◆ DIRECTIVE ◆
Find every line in the records below that holds the word "Tính", and copy it out.

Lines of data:
## start

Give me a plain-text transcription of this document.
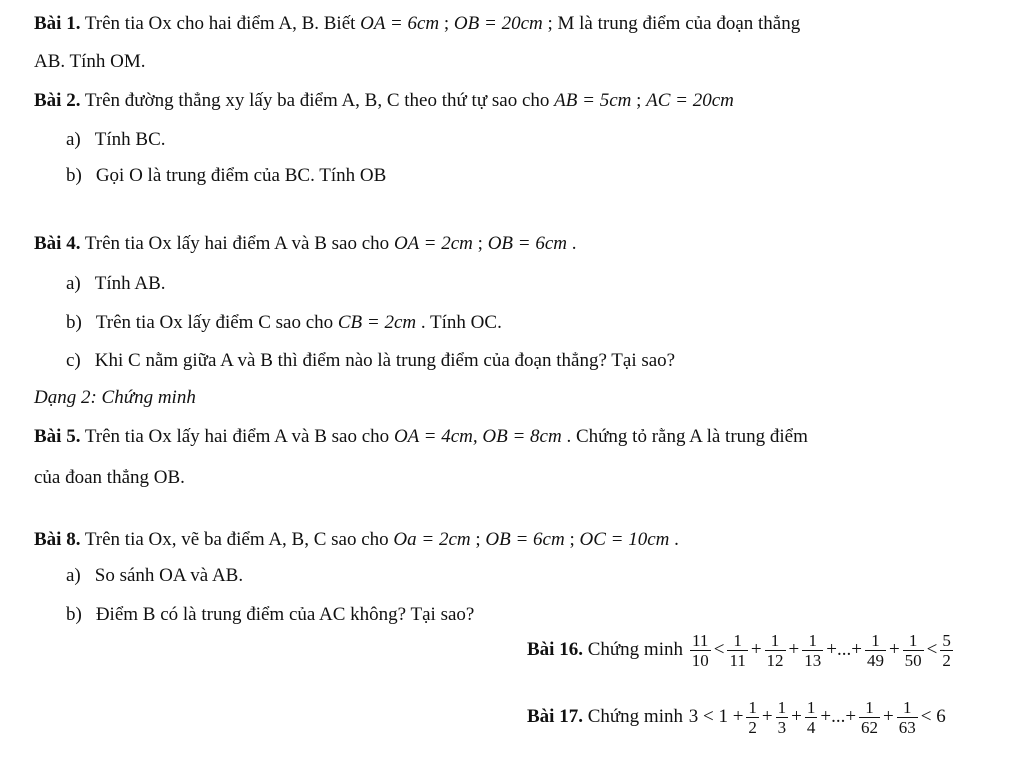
Bài 1. Trên tia Ox cho hai điểm A, B. Biết OA = 6cm ; OB = 20cm ; M là trung điểm của đoạn thẳng
AB. Tính OM.
Bài 2. Trên đường thẳng xy lấy ba điểm A, B, C theo thứ tự sao cho AB = 5cm ; AC = 20cm
a) Tính BC.
b) Gọi O là trung điểm của BC. Tính OB
Bài 4. Trên tia Ox lấy hai điểm A và B sao cho OA = 2cm ; OB = 6cm .
a) Tính AB.
b) Trên tia Ox lấy điểm C sao cho CB = 2cm . Tính OC.
c) Khi C nằm giữa A và B thì điểm nào là trung điểm của đoạn thẳng? Tại sao?
Dạng 2: Chứng minh
Bài 5. Trên tia Ox lấy hai điểm A và B sao cho OA = 4cm, OB = 8cm . Chứng tỏ rằng A là trung điểm
của đoan thẳng OB.
Bài 8. Trên tia Ox, vẽ ba điểm A, B, C sao cho Oa = 2cm ; OB = 6cm ; OC = 10cm .
a) So sánh OA và AB.
b) Điểm B có là trung điểm của AC không? Tại sao?
Bài 16. Chứng minh $\frac{11}{10} < \frac{1}{11} + \frac{1}{12} + \frac{1}{13}$ +...+ $\frac{1}{49} + \frac{1}{50} < \frac{5}{2}$
Bài 17. Chứng minh $3 < 1 + \frac{1}{2} + \frac{1}{3} + \frac{1}{4}$ +...+ $\frac{1}{62} + \frac{1}{63} < 6$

## end

◆ OUTPUT FOR THIS TASK ◆
AB. Tính OM.
a) Tính BC.
b) Gọi O là trung điểm của BC. Tính OB
a) Tính AB.
b) Trên tia Ox lấy điểm C sao cho CB = 2cm . Tính OC.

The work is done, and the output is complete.